# start of Task inputs

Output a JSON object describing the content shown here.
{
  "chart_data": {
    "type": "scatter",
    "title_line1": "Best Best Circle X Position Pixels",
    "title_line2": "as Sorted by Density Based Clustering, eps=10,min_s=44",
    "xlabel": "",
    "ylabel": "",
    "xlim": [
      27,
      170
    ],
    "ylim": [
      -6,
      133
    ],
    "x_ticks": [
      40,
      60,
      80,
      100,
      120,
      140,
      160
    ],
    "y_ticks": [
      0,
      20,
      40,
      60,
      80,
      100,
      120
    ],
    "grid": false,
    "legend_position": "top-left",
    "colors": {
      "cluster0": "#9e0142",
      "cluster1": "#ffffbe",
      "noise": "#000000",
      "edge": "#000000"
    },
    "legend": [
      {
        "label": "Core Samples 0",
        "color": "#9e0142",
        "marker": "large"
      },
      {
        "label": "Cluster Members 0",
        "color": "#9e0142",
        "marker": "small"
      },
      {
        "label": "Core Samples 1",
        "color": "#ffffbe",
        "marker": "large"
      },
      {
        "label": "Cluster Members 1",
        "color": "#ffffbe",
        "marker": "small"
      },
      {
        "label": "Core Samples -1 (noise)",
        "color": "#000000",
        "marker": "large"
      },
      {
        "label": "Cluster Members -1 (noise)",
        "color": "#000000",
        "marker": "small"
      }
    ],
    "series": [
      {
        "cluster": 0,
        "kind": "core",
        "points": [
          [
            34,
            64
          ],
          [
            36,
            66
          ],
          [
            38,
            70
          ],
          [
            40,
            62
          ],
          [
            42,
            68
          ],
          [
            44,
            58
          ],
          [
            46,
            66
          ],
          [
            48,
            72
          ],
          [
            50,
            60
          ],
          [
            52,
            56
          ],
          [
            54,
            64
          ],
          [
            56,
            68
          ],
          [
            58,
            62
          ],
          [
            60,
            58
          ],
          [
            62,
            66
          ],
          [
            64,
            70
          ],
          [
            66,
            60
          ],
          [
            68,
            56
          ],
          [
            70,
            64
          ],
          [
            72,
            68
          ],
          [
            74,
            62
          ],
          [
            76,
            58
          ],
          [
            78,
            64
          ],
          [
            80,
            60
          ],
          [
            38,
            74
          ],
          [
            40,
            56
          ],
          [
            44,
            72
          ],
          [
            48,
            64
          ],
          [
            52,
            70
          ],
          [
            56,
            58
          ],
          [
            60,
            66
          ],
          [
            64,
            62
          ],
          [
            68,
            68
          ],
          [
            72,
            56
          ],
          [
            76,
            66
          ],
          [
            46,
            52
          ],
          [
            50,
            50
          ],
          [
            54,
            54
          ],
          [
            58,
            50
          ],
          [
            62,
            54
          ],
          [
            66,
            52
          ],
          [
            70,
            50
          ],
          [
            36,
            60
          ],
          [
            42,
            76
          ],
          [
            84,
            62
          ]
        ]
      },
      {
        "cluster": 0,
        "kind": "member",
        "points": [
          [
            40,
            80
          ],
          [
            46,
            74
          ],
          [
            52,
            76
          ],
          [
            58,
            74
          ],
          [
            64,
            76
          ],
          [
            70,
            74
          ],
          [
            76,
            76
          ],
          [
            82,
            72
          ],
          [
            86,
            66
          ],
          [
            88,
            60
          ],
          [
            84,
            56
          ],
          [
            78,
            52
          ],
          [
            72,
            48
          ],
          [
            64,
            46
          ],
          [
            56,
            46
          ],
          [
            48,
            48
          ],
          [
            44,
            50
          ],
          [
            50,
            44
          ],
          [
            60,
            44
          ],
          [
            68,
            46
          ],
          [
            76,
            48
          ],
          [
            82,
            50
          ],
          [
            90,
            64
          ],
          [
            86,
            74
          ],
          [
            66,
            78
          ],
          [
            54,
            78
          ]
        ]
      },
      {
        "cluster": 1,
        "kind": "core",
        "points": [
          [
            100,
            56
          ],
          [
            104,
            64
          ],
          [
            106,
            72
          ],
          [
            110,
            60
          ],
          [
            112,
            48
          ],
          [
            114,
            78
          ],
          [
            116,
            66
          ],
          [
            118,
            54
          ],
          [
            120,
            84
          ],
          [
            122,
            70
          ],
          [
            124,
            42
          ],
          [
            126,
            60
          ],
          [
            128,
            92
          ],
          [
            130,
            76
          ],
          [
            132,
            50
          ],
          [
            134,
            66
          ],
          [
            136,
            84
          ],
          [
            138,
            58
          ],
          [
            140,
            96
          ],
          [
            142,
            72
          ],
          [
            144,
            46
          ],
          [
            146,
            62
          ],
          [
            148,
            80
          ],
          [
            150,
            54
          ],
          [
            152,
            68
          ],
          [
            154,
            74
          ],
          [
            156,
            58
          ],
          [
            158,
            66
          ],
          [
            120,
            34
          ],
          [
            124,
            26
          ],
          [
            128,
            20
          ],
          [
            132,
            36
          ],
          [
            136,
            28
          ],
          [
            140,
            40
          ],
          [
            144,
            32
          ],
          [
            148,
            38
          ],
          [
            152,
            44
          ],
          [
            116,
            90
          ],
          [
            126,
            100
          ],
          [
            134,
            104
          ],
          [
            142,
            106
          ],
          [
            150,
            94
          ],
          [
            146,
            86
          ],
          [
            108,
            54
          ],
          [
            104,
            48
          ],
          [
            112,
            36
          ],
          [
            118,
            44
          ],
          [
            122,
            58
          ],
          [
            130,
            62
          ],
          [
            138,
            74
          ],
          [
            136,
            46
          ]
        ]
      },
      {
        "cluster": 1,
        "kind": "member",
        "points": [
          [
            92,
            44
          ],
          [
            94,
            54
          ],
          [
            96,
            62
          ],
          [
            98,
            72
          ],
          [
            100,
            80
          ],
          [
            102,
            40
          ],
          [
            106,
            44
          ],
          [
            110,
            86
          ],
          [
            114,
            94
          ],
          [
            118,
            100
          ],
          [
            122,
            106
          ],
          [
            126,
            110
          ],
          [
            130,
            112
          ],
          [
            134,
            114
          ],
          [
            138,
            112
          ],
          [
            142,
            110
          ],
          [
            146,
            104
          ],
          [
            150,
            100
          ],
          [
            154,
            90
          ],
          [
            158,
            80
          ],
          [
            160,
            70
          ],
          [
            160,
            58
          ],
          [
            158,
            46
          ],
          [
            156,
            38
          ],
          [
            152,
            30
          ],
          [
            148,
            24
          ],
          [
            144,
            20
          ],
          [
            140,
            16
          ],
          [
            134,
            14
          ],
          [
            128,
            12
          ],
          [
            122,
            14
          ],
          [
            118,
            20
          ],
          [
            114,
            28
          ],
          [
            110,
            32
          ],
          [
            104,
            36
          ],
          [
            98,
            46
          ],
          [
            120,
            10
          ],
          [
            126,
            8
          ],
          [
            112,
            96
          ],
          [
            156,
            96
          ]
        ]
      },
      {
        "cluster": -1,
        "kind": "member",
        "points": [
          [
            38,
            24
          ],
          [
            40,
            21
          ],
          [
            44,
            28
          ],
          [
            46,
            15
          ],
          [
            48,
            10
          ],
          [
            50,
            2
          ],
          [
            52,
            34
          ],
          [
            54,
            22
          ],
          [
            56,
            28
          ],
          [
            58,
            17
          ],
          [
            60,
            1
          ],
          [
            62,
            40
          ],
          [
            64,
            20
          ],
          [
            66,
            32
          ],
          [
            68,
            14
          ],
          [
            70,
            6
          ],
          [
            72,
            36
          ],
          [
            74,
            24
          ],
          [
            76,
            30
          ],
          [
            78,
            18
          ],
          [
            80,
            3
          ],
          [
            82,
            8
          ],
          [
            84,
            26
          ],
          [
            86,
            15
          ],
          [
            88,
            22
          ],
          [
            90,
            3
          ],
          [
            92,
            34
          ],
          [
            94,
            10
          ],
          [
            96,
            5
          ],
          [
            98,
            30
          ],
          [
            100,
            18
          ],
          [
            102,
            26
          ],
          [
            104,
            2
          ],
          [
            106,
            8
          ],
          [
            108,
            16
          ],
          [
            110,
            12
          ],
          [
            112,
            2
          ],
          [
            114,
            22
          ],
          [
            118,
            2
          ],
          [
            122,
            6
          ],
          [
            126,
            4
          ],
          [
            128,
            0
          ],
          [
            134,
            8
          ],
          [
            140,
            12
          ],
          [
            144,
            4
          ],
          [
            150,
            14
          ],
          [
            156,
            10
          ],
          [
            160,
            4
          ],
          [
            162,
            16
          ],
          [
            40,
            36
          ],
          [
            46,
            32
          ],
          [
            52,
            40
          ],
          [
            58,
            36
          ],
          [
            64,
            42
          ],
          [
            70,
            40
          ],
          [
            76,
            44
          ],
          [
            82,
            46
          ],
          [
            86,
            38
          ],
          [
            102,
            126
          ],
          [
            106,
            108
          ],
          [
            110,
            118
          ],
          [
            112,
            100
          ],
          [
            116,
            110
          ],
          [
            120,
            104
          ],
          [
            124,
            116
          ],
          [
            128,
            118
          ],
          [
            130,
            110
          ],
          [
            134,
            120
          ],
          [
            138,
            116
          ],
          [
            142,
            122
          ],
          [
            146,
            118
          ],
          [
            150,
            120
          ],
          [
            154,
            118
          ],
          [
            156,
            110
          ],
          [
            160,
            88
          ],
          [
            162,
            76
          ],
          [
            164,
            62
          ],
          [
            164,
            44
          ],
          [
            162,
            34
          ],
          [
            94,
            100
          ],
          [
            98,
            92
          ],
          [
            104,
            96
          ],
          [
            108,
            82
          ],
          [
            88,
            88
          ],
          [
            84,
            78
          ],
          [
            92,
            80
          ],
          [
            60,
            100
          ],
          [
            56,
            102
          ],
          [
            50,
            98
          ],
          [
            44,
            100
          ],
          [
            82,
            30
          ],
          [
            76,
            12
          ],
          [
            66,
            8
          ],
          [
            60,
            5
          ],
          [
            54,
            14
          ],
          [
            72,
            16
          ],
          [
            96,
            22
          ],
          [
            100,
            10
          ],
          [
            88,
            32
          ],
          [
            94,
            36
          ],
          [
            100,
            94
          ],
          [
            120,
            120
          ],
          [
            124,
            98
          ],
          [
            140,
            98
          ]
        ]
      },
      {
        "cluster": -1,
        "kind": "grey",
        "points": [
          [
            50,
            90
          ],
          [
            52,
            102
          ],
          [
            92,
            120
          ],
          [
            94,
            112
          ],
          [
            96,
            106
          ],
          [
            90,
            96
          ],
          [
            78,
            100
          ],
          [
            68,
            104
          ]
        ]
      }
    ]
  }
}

# end of Task inputs

:: Exercise task ::
Scan the listing above for the word "Samples" and show each line where it is found.

:: Exercise output ::
        "label": "Core Samples 0",
        "label": "Core Samples 1",
        "label": "Core Samples -1 (noise)",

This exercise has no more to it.